:: WORK TO DO ::
The records below must be retyped exactly.

(Stored entries)
###

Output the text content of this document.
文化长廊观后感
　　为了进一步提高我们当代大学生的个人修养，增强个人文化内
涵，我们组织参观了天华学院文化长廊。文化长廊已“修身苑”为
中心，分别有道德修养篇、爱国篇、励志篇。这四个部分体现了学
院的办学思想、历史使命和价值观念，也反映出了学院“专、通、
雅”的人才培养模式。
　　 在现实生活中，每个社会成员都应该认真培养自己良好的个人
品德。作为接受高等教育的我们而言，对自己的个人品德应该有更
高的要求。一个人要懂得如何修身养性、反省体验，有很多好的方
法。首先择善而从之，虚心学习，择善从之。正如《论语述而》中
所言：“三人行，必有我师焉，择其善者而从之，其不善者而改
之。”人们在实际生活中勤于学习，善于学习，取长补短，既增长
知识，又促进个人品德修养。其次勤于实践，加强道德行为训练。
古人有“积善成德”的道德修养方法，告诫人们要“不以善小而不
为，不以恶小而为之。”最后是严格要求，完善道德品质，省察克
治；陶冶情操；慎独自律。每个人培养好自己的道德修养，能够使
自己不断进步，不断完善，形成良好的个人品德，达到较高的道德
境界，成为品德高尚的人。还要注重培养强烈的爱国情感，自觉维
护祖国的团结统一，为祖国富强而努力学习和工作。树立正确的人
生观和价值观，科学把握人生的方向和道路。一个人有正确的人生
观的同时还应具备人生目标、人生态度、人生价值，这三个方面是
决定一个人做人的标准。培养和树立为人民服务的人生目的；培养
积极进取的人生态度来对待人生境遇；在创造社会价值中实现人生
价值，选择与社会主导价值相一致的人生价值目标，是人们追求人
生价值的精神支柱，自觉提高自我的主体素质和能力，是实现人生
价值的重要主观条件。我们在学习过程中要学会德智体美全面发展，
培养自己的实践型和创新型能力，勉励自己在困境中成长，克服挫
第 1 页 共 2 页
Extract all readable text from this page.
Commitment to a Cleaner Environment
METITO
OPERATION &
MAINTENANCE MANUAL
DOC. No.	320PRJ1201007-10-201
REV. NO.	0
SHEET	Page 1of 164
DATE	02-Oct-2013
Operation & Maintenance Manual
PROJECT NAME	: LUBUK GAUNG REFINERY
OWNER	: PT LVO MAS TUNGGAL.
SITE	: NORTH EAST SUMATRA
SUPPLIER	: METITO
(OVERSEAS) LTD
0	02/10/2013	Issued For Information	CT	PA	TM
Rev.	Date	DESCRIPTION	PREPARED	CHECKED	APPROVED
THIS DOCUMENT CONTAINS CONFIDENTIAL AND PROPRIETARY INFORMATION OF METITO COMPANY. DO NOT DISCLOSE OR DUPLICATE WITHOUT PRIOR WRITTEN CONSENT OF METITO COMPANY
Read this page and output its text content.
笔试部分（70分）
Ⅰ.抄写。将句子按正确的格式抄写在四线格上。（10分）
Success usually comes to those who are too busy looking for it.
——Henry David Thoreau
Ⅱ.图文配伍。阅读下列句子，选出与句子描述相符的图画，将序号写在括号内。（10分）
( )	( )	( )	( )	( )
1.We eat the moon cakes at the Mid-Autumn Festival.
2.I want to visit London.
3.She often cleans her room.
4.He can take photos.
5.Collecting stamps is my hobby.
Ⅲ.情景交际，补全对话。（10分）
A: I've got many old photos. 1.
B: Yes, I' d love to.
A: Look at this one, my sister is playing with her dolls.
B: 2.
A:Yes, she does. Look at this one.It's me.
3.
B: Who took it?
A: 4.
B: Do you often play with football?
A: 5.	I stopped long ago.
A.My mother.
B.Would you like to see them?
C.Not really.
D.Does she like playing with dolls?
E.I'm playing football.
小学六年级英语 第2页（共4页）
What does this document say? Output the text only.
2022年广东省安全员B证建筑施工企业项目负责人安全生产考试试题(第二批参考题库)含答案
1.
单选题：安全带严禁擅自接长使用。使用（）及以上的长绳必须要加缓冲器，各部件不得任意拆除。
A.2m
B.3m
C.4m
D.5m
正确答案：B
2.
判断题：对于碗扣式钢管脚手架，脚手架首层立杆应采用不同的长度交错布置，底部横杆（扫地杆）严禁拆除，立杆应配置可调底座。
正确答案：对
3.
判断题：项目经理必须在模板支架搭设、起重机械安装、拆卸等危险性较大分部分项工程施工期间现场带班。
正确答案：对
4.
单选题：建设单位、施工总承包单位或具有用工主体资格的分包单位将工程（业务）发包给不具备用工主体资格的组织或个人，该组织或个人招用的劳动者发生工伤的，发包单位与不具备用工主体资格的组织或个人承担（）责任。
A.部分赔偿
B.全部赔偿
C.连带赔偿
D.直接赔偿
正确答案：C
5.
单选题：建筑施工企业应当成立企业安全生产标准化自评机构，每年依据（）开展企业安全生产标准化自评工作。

###

:: SOLUTION FOR THIS TASK ::
Output the text content of this document.
文化长廊观后感
　　为了进一步提高我们当代大学生的个人修养，增强个人文化内
涵，我们组织参观了天华学院文化长廊。文化长廊已“修身苑”为
中心，分别有道德修养篇、爱国篇、励志篇。这四个部分体现了学
院的办学思想、历史使命和价值观念，也反映出了学院“专、通、
雅”的人才培养模式。
　　 在现实生活中，每个社会成员都应该认真培养自己良好的个人
品德。作为接受高等教育的我们而言，对自己的个人品德应该有更
高的要求。一个人要懂得如何修身养性、反省体验，有很多好的方
法。首先择善而从之，虚心学习，择善从之。正如《论语述而》中
所言：“三人行，必有我师焉，择其善者而从之，其不善者而改
之。”人们在实际生活中勤于学习，善于学习，取长补短，既增长
知识，又促进个人品德修养。其次勤于实践，加强道德行为训练。
古人有“积善成德”的道德修养方法，告诫人们要“不以善小而不
为，不以恶小而为之。”最后是严格要求，完善道德品质，省察克
治；陶冶情操；慎独自律。每个人培养好自己的道德修养，能够使
自己不断进步，不断完善，形成良好的个人品德，达到较高的道德
境界，成为品德高尚的人。还要注重培养强烈的爱国情感，自觉维
护祖国的团结统一，为祖国富强而努力学习和工作。树立正确的人
生观和价值观，科学把握人生的方向和道路。一个人有正确的人生
观的同时还应具备人生目标、人生态度、人生价值，这三个方面是
决定一个人做人的标准。培养和树立为人民服务的人生目的；培养
积极进取的人生态度来对待人生境遇；在创造社会价值中实现人生
价值，选择与社会主导价值相一致的人生价值目标，是人们追求人
生价值的精神支柱，自觉提高自我的主体素质和能力，是实现人生
价值的重要主观条件。我们在学习过程中要学会德智体美全面发展，
培养自己的实践型和创新型能力，勉励自己在困境中成长，克服挫
第 1 页 共 2 页
Extract all readable text from this page.
Commitment to a Cleaner Environment
METITO
OPERATION &
MAINTENANCE MANUAL
DOC. No.	320PRJ1201007-10-201
REV. NO.	0
SHEET	Page 1of 164
DATE	02-Oct-2013
Operation & Maintenance Manual
PROJECT NAME	: LUBUK GAUNG REFINERY
OWNER	: PT LVO MAS TUNGGAL.
SITE	: NORTH EAST SUMATRA
SUPPLIER	: METITO
(OVERSEAS) LTD
0	02/10/2013	Issued For Information	CT	PA	TM
Rev.	Date	DESCRIPTION	PREPARED	CHECKED	APPROVED
THIS DOCUMENT CONTAINS CONFIDENTIAL AND PROPRIETARY INFORMATION OF METITO COMPANY. DO NOT DISCLOSE OR DUPLICATE WITHOUT PRIOR WRITTEN CONSENT OF METITO COMPANY
Read this page and output its text content.
笔试部分（70分）
Ⅰ.抄写。将句子按正确的格式抄写在四线格上。（10分）
Success usually comes to those who are too busy looking for it.
——Henry David Thoreau
Ⅱ.图文配伍。阅读下列句子，选出与句子描述相符的图画，将序号写在括号内。（10分）
( )	( )	( )	( )	( )
1.We eat the moon cakes at the Mid-Autumn Festival.
2.I want to visit London.
3.She often cleans her room.
4.He can take photos.
5.Collecting stamps is my hobby.
Ⅲ.情景交际，补全对话。（10分）
A: I've got many old photos. 1.
B: Yes, I' d love to.
A: Look at this one, my sister is playing with her dolls.
B: 2.
A:Yes, she does. Look at this one.It's me.
3.
B: Who took it?
A: 4.
B: Do you often play with football?
A: 5.	I stopped long ago.
A.My mother.
B.Would you like to see them?
C.Not really.
D.Does she like playing with dolls?
E.I'm playing football.
小学六年级英语 第2页（共4页）
What does this document say? Output the text only.
2022年广东省安全员B证建筑施工企业项目负责人安全生产考试试题(第二批参考题库)含答案
1.
单选题：安全带严禁擅自接长使用。使用（）及以上的长绳必须要加缓冲器，各部件不得任意拆除。
A.2m
B.3m
C.4m
D.5m
正确答案：B
2.
判断题：对于碗扣式钢管脚手架，脚手架首层立杆应采用不同的长度交错布置，底部横杆（扫地杆）严禁拆除，立杆应配置可调底座。
正确答案：对
3.
判断题：项目经理必须在模板支架搭设、起重机械安装、拆卸等危险性较大分部分项工程施工期间现场带班。
正确答案：对
4.
单选题：建设单位、施工总承包单位或具有用工主体资格的分包单位将工程（业务）发包给不具备用工主体资格的组织或个人，该组织或个人招用的劳动者发生工伤的，发包单位与不具备用工主体资格的组织或个人承担（）责任。
A.部分赔偿
B.全部赔偿
C.连带赔偿
D.直接赔偿
正确答案：C
5.
单选题：建筑施工企业应当成立企业安全生产标准化自评机构，每年依据（）开展企业安全生产标准化自评工作。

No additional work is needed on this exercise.